Task goal. Collect every line that includes the string "Noise".

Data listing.
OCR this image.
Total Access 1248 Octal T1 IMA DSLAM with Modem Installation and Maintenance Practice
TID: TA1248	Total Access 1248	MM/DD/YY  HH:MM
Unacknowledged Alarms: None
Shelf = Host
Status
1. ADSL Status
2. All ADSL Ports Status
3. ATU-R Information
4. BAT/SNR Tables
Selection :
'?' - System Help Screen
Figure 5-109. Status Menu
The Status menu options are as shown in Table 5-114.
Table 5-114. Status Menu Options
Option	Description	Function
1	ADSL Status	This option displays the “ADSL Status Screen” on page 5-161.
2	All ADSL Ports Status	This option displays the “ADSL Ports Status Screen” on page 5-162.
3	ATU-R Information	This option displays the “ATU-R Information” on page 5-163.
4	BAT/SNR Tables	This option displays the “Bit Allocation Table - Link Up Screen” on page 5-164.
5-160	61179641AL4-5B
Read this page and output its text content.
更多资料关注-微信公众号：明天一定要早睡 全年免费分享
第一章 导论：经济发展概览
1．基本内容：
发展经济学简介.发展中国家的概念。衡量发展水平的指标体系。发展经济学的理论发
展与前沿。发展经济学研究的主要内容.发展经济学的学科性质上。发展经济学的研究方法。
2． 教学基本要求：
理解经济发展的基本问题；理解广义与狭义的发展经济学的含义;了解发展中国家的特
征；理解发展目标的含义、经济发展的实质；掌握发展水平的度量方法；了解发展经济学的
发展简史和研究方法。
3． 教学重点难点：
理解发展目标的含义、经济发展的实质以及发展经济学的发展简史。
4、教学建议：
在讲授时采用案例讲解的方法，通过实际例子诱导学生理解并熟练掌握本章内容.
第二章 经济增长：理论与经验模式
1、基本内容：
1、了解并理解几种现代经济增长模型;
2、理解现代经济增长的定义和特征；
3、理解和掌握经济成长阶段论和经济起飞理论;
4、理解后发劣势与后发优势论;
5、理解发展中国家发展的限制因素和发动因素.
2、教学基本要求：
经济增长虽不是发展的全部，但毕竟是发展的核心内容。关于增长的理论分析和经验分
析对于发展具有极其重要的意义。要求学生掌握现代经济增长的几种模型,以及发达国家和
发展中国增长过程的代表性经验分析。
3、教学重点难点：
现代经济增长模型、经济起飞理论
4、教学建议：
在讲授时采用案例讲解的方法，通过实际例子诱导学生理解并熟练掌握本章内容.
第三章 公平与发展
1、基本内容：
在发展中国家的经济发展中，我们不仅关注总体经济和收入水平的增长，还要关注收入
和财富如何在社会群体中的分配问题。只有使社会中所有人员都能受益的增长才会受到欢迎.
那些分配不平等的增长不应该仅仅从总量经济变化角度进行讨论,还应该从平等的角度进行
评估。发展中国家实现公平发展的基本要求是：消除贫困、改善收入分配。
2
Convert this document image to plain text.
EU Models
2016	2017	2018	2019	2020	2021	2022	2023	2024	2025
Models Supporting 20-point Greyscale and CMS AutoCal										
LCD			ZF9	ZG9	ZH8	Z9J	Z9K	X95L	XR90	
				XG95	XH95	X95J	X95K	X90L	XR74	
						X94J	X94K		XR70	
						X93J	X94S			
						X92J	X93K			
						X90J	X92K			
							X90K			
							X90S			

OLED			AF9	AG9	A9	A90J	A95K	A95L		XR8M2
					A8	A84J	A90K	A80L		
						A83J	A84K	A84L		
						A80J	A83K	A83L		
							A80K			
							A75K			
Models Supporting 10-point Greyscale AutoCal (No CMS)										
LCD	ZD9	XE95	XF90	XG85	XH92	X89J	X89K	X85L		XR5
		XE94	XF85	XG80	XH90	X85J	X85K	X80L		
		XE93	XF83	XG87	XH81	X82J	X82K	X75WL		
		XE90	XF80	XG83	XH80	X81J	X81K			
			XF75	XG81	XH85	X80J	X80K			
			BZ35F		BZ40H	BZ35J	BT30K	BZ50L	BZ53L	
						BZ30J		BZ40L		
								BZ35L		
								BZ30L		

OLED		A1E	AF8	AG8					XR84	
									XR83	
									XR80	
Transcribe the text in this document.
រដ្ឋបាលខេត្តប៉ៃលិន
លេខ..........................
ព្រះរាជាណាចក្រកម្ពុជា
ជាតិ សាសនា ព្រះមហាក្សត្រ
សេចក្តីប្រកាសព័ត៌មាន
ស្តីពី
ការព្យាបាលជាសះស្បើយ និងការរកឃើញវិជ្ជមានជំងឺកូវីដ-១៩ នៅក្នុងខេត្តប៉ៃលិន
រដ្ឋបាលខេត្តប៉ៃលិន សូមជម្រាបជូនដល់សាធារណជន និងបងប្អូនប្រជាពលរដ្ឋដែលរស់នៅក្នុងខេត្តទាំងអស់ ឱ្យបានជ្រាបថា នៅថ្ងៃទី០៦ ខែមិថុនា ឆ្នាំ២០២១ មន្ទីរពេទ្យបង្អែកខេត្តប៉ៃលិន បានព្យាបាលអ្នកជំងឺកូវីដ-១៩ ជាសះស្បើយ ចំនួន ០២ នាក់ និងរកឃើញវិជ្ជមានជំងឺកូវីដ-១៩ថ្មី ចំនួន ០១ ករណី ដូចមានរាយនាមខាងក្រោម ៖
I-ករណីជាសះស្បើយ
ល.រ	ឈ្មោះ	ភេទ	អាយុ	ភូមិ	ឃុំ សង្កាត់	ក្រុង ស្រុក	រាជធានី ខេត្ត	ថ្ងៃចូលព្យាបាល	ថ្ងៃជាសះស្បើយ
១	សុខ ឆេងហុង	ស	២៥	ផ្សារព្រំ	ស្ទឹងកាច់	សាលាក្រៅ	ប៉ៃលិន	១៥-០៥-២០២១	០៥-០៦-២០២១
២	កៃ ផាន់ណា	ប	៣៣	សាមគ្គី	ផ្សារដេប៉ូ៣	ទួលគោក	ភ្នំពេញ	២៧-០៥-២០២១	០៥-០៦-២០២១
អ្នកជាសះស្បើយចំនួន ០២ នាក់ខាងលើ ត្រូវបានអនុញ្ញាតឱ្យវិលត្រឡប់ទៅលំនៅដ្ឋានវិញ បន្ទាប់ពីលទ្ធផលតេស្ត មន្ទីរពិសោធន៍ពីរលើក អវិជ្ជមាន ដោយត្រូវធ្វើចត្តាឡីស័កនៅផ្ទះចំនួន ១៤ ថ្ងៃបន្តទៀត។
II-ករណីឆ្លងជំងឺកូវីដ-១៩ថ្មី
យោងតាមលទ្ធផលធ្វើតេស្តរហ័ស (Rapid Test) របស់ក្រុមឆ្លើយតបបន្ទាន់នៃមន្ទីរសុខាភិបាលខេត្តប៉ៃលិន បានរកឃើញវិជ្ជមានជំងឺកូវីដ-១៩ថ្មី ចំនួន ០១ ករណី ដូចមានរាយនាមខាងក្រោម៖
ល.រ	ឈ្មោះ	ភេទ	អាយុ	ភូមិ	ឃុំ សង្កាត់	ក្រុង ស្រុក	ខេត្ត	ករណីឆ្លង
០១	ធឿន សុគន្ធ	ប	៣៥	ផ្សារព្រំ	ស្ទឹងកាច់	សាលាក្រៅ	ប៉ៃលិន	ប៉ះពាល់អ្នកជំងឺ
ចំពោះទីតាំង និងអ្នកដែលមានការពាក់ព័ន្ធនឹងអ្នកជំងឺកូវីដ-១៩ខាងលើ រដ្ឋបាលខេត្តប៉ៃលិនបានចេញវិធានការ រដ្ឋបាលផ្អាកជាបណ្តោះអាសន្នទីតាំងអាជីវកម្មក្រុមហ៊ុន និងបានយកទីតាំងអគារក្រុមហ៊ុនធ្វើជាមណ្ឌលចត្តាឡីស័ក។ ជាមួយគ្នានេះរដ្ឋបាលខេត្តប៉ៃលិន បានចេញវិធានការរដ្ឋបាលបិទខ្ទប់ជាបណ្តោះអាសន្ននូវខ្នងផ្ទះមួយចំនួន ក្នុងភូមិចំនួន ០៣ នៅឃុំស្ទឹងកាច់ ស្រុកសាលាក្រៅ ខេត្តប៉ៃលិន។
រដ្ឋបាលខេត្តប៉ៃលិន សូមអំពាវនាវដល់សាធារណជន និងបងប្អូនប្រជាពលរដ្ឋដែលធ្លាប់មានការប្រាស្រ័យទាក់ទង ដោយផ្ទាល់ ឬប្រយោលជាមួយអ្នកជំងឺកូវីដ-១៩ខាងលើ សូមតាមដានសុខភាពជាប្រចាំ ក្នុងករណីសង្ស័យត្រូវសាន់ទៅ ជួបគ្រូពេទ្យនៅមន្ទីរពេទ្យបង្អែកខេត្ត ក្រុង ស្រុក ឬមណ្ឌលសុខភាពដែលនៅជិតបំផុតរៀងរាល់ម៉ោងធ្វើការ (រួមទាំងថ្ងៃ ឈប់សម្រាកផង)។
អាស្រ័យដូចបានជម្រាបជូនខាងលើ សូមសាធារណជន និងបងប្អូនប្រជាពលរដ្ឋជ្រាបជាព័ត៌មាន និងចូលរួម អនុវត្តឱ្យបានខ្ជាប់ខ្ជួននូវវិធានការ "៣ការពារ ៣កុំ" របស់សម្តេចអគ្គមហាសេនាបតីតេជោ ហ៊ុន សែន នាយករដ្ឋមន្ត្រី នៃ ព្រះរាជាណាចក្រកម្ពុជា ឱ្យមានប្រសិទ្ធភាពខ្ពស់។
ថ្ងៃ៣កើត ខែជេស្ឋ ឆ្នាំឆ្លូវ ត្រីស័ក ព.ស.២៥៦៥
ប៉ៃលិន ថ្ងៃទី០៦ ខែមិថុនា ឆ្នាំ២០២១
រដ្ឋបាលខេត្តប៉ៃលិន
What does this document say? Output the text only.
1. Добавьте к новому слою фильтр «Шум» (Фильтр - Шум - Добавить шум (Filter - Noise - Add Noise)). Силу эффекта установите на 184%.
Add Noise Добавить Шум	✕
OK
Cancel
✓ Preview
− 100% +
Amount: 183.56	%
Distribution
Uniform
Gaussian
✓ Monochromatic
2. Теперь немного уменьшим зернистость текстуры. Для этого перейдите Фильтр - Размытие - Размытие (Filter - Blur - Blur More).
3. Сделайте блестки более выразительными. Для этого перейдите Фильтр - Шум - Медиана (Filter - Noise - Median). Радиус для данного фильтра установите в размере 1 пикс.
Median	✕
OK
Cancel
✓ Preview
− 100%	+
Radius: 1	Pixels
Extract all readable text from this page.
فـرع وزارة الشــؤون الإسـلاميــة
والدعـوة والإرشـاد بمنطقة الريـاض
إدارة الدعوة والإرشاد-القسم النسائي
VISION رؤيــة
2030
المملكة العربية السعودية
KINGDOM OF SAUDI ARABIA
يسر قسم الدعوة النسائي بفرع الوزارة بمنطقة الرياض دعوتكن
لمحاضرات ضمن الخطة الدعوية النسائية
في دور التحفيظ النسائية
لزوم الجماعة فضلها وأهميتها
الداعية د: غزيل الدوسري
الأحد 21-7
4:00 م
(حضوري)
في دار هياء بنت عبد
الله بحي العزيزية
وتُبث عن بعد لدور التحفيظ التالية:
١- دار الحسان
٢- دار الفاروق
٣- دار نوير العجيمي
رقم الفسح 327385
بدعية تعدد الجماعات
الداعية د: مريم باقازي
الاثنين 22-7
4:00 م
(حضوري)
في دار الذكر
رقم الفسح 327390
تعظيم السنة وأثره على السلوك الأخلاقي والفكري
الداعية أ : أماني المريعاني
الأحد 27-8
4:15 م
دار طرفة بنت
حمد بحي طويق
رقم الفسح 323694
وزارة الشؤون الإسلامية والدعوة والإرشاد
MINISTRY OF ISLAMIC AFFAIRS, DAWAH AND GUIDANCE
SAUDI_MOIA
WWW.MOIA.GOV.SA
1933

Task answer.
1. Добавьте к новому слою фильтр «Шум» (Фильтр - Шум - Добавить шум (Filter - Noise - Add Noise)). Силу эффекта установите на 184%.
Add Noise Добавить Шум	✕
3. Сделайте блестки более выразительными. Для этого перейдите Фильтр - Шум - Медиана (Filter - Noise - Median). Радиус для данного фильтра установите в размере 1 пикс.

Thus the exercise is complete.